(Excerpt from a dataset)
* * * *

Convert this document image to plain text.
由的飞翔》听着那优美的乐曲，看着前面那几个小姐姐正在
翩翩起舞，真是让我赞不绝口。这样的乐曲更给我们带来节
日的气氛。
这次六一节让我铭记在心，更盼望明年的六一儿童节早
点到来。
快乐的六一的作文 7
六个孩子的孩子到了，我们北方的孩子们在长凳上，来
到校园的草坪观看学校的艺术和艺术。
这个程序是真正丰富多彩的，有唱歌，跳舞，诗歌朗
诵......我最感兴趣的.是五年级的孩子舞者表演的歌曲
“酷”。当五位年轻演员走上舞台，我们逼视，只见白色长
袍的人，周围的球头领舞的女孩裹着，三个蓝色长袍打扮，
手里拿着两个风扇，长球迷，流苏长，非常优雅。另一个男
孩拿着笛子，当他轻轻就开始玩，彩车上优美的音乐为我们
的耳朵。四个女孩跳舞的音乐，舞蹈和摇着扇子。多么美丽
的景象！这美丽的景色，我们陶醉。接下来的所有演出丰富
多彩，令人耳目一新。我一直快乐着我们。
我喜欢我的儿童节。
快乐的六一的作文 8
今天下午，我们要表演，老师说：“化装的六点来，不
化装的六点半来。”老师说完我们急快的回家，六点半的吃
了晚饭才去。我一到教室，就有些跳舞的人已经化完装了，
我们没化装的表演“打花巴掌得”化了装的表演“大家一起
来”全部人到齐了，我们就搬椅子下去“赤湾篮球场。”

* * * *

▸ **Given problem**: Retype all of the material above with every character intact.

▸ **Task output**:
Convert this document image to plain text.
由的飞翔》听着那优美的乐曲，看着前面那几个小姐姐正在
翩翩起舞，真是让我赞不绝口。这样的乐曲更给我们带来节
日的气氛。
这次六一节让我铭记在心，更盼望明年的六一儿童节早
点到来。
快乐的六一的作文 7
六个孩子的孩子到了，我们北方的孩子们在长凳上，来
到校园的草坪观看学校的艺术和艺术。
这个程序是真正丰富多彩的，有唱歌，跳舞，诗歌朗
诵......我最感兴趣的.是五年级的孩子舞者表演的歌曲
“酷”。当五位年轻演员走上舞台，我们逼视，只见白色长
袍的人，周围的球头领舞的女孩裹着，三个蓝色长袍打扮，
手里拿着两个风扇，长球迷，流苏长，非常优雅。另一个男
孩拿着笛子，当他轻轻就开始玩，彩车上优美的音乐为我们
的耳朵。四个女孩跳舞的音乐，舞蹈和摇着扇子。多么美丽
的景象！这美丽的景色，我们陶醉。接下来的所有演出丰富
多彩，令人耳目一新。我一直快乐着我们。
我喜欢我的儿童节。
快乐的六一的作文 8
今天下午，我们要表演，老师说：“化装的六点来，不
化装的六点半来。”老师说完我们急快的回家，六点半的吃
了晚饭才去。我一到教室，就有些跳舞的人已经化完装了，
我们没化装的表演“打花巴掌得”化了装的表演“大家一起
来”全部人到齐了，我们就搬椅子下去“赤湾篮球场。”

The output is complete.